Stated problem: Report every line below that holds the word "ylabel".

Task input:
────────────────────

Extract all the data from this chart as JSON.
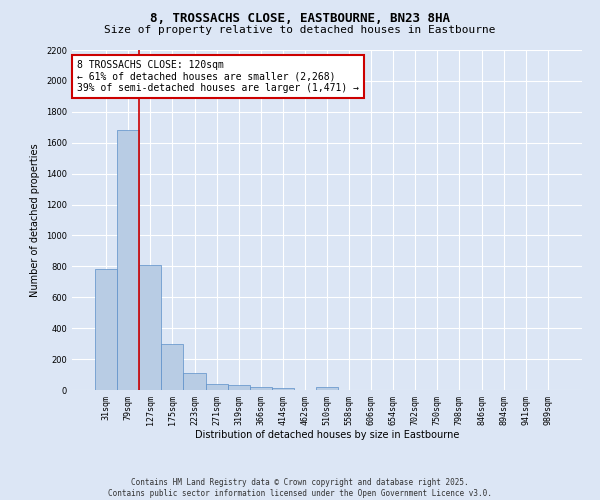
{
  "title": "8, TROSSACHS CLOSE, EASTBOURNE, BN23 8HA",
  "subtitle": "Size of property relative to detached houses in Eastbourne",
  "xlabel": "Distribution of detached houses by size in Eastbourne",
  "ylabel": "Number of detached properties",
  "categories": [
    "31sqm",
    "79sqm",
    "127sqm",
    "175sqm",
    "223sqm",
    "271sqm",
    "319sqm",
    "366sqm",
    "414sqm",
    "462sqm",
    "510sqm",
    "558sqm",
    "606sqm",
    "654sqm",
    "702sqm",
    "750sqm",
    "798sqm",
    "846sqm",
    "894sqm",
    "941sqm",
    "989sqm"
  ],
  "values": [
    780,
    1680,
    810,
    300,
    110,
    40,
    30,
    20,
    15,
    0,
    20,
    0,
    0,
    0,
    0,
    0,
    0,
    0,
    0,
    0,
    0
  ],
  "bar_color": "#b8cce4",
  "bar_edge_color": "#5b8fc9",
  "red_line_index": 1.5,
  "annotation_text": "8 TROSSACHS CLOSE: 120sqm\n← 61% of detached houses are smaller (2,268)\n39% of semi-detached houses are larger (1,471) →",
  "annotation_box_color": "#ffffff",
  "annotation_edge_color": "#cc0000",
  "ylim": [
    0,
    2200
  ],
  "yticks": [
    0,
    200,
    400,
    600,
    800,
    1000,
    1200,
    1400,
    1600,
    1800,
    2000,
    2200
  ],
  "background_color": "#dce6f5",
  "grid_color": "#ffffff",
  "footer_line1": "Contains HM Land Registry data © Crown copyright and database right 2025.",
  "footer_line2": "Contains public sector information licensed under the Open Government Licence v3.0.",
  "title_fontsize": 9,
  "subtitle_fontsize": 8,
  "axis_label_fontsize": 7,
  "tick_fontsize": 6,
  "red_line_color": "#cc0000",
  "annotation_fontsize": 7
}
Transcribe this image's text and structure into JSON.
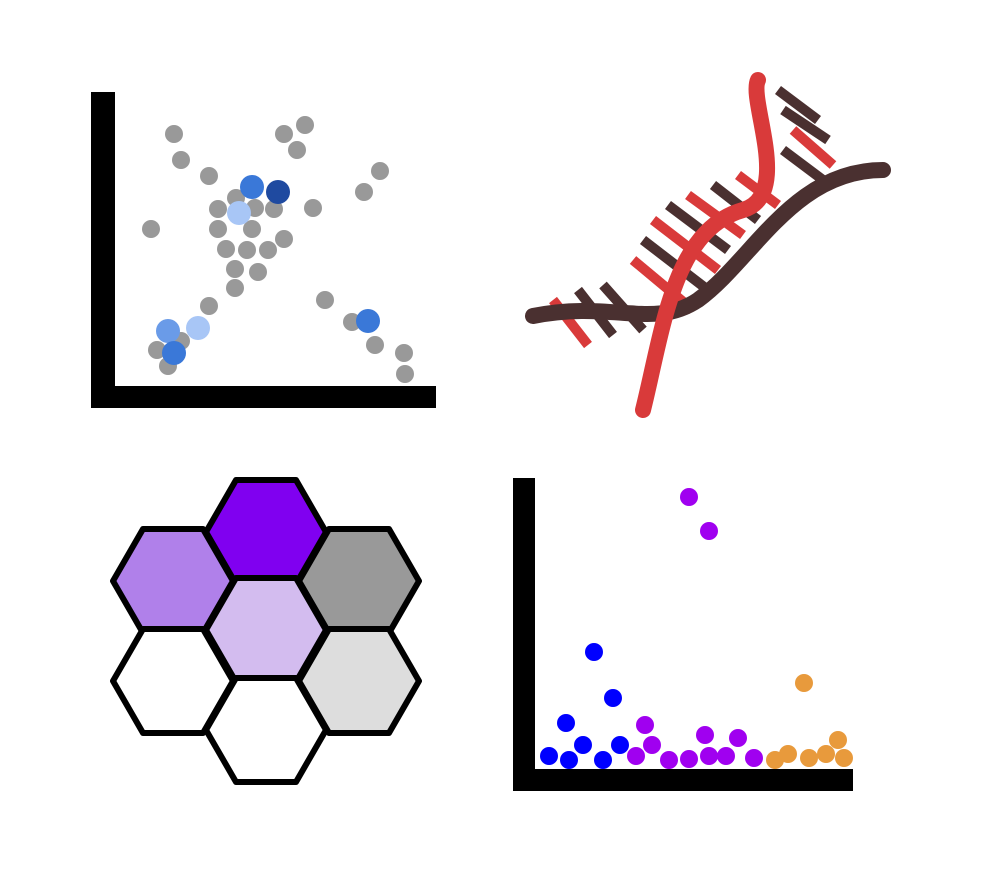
{
  "panels": [
    {
      "id": "scatter-grey-blue",
      "kind": "scatter-icon"
    },
    {
      "id": "dna-helix",
      "kind": "dna-icon"
    },
    {
      "id": "hexagon-cluster",
      "kind": "hexagon-icon"
    },
    {
      "id": "scatter-colored",
      "kind": "scatter-icon"
    }
  ],
  "colors": {
    "axis": "#000000",
    "grey_point": "#999999",
    "blue_1": "#3a78d8",
    "blue_dark": "#1f4aa0",
    "blue_light": "#a8c6f6",
    "blue_mid": "#6a9be8",
    "purple_dark": "#8000f0",
    "purple_mid": "#b080ea",
    "purple_light": "#d3bcef",
    "grey_dark": "#999999",
    "grey_light": "#dddddd",
    "white": "#ffffff",
    "series_blue": "#0000ff",
    "series_purple": "#a000f0",
    "series_orange": "#e89a3c",
    "dna_red": "#d93a3a",
    "dna_dark": "#4a3030"
  }
}
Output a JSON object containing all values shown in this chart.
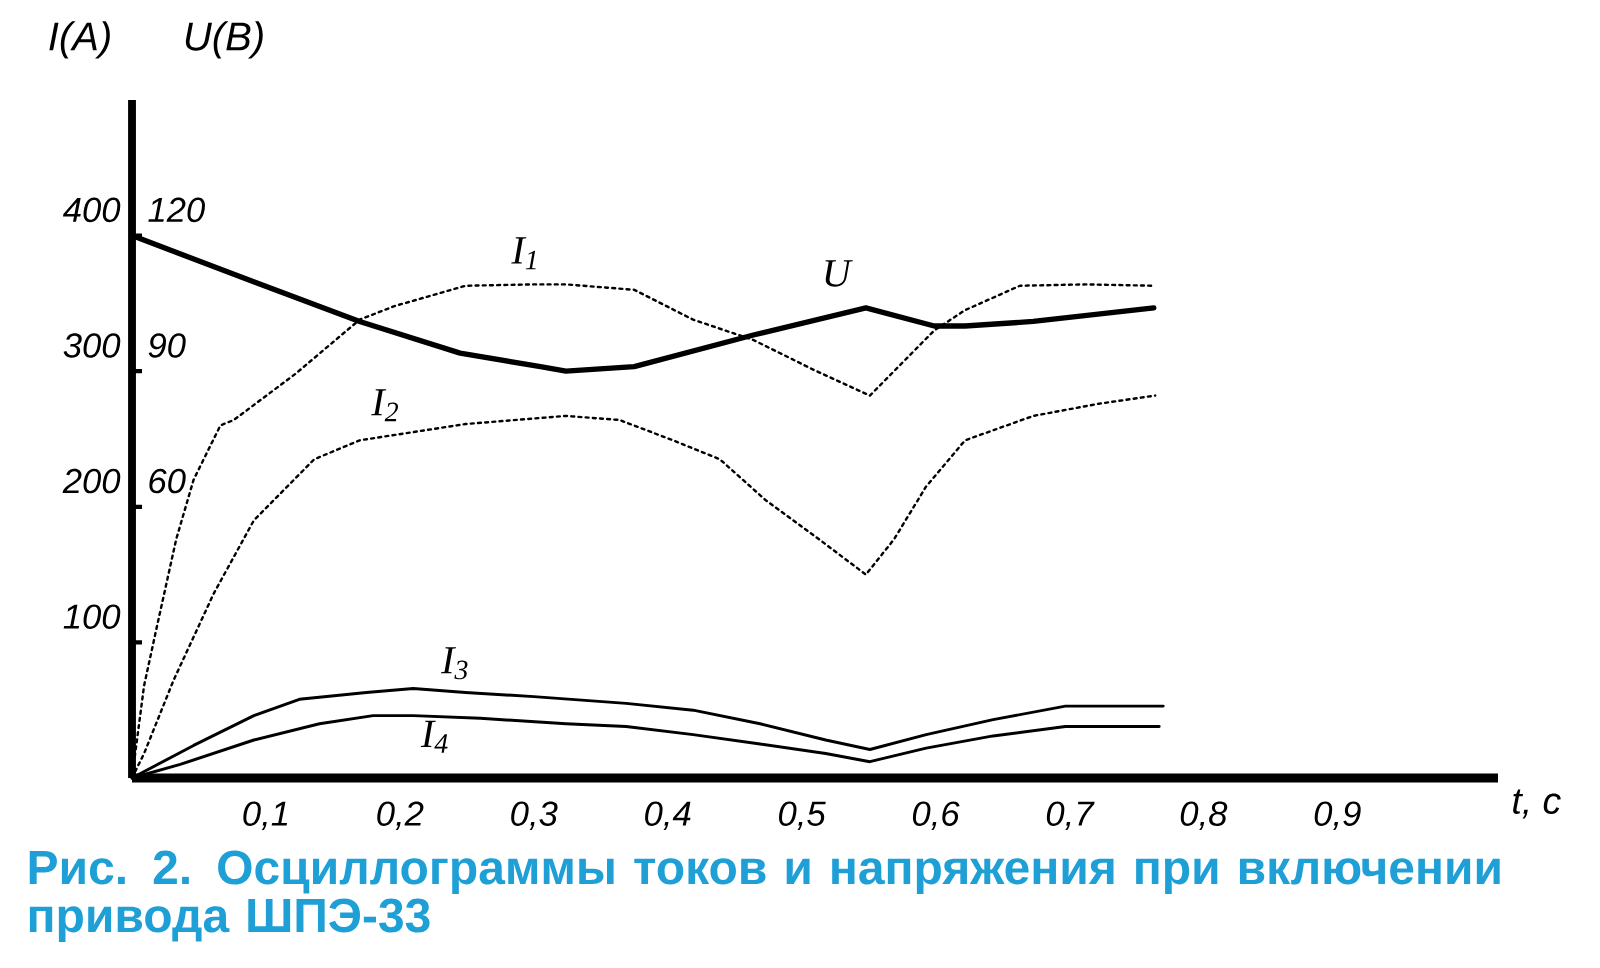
{
  "chart_data": {
    "type": "line",
    "title": "Рис. 2. Осциллограммы токов и напряжения при включении привода ШПЭ-33",
    "xlabel": "t, c",
    "ylabel": "I(A)",
    "y2label": "U(B)",
    "xlim": [
      0,
      1.02
    ],
    "ylim": [
      0,
      500
    ],
    "y2lim": [
      0,
      150
    ],
    "xticks": [
      {
        "value": 0.1,
        "label": "0,1"
      },
      {
        "value": 0.2,
        "label": "0,2"
      },
      {
        "value": 0.3,
        "label": "0,3"
      },
      {
        "value": 0.4,
        "label": "0,4"
      },
      {
        "value": 0.5,
        "label": "0,5"
      },
      {
        "value": 0.6,
        "label": "0,6"
      },
      {
        "value": 0.7,
        "label": "0,7"
      },
      {
        "value": 0.8,
        "label": "0,8"
      },
      {
        "value": 0.9,
        "label": "0,9"
      }
    ],
    "yticks": [
      100,
      200,
      300,
      400
    ],
    "y2ticks": [
      60,
      90,
      120
    ],
    "series": [
      {
        "name": "I$_{1}$",
        "color": "#000000",
        "line_style": "dotted",
        "x": [
          0,
          0.009,
          0.018,
          0.033,
          0.046,
          0.066,
          0.076,
          0.122,
          0.17,
          0.196,
          0.249,
          0.3,
          0.324,
          0.375,
          0.419,
          0.464,
          0.509,
          0.551,
          0.573,
          0.599,
          0.622,
          0.663,
          0.712,
          0.763
        ],
        "values": [
          0,
          68,
          109,
          176,
          220,
          260,
          264,
          298,
          338,
          348,
          363,
          364,
          364,
          360,
          338,
          323,
          301,
          282,
          304,
          330,
          345,
          363,
          364,
          363
        ]
      },
      {
        "name": "I$_{2}$",
        "color": "#000000",
        "line_style": "dotted",
        "x": [
          0,
          0.009,
          0.031,
          0.061,
          0.091,
          0.11,
          0.136,
          0.17,
          0.249,
          0.324,
          0.364,
          0.404,
          0.439,
          0.473,
          0.513,
          0.548,
          0.569,
          0.593,
          0.622,
          0.673,
          0.722,
          0.764
        ],
        "values": [
          0,
          18,
          72,
          136,
          190,
          209,
          235,
          249,
          261,
          267,
          264,
          249,
          235,
          205,
          176,
          150,
          176,
          215,
          249,
          267,
          276,
          282
        ]
      },
      {
        "name": "I$_{3}$",
        "color": "#000000",
        "line_style": "solid",
        "x": [
          0,
          0.046,
          0.091,
          0.125,
          0.175,
          0.21,
          0.249,
          0.3,
          0.369,
          0.419,
          0.469,
          0.518,
          0.551,
          0.593,
          0.643,
          0.697,
          0.77
        ],
        "values": [
          0,
          24,
          46,
          58,
          63,
          66,
          63,
          60,
          55,
          50,
          40,
          28,
          21,
          32,
          43,
          53,
          53
        ]
      },
      {
        "name": "I$_{4}$",
        "color": "#000000",
        "line_style": "solid",
        "x": [
          0,
          0.036,
          0.091,
          0.14,
          0.18,
          0.21,
          0.26,
          0.324,
          0.369,
          0.419,
          0.469,
          0.518,
          0.551,
          0.593,
          0.643,
          0.697,
          0.767
        ],
        "values": [
          0,
          10,
          28,
          40,
          46,
          46,
          44,
          40,
          38,
          32,
          25,
          18,
          12,
          22,
          31,
          38,
          38
        ]
      },
      {
        "name": "U",
        "color": "#000000",
        "line_style": "solid",
        "axis": "y2",
        "x": [
          0,
          0.08,
          0.17,
          0.245,
          0.305,
          0.324,
          0.375,
          0.464,
          0.548,
          0.599,
          0.622,
          0.673,
          0.763
        ],
        "values": [
          120,
          111,
          101,
          94,
          91,
          90,
          91,
          98,
          104,
          100,
          100,
          101,
          104
        ]
      }
    ]
  }
}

────────────────────

Exercise solution:
  "ylabel": "Number of detached properties",
    "ylabel": "I(A)",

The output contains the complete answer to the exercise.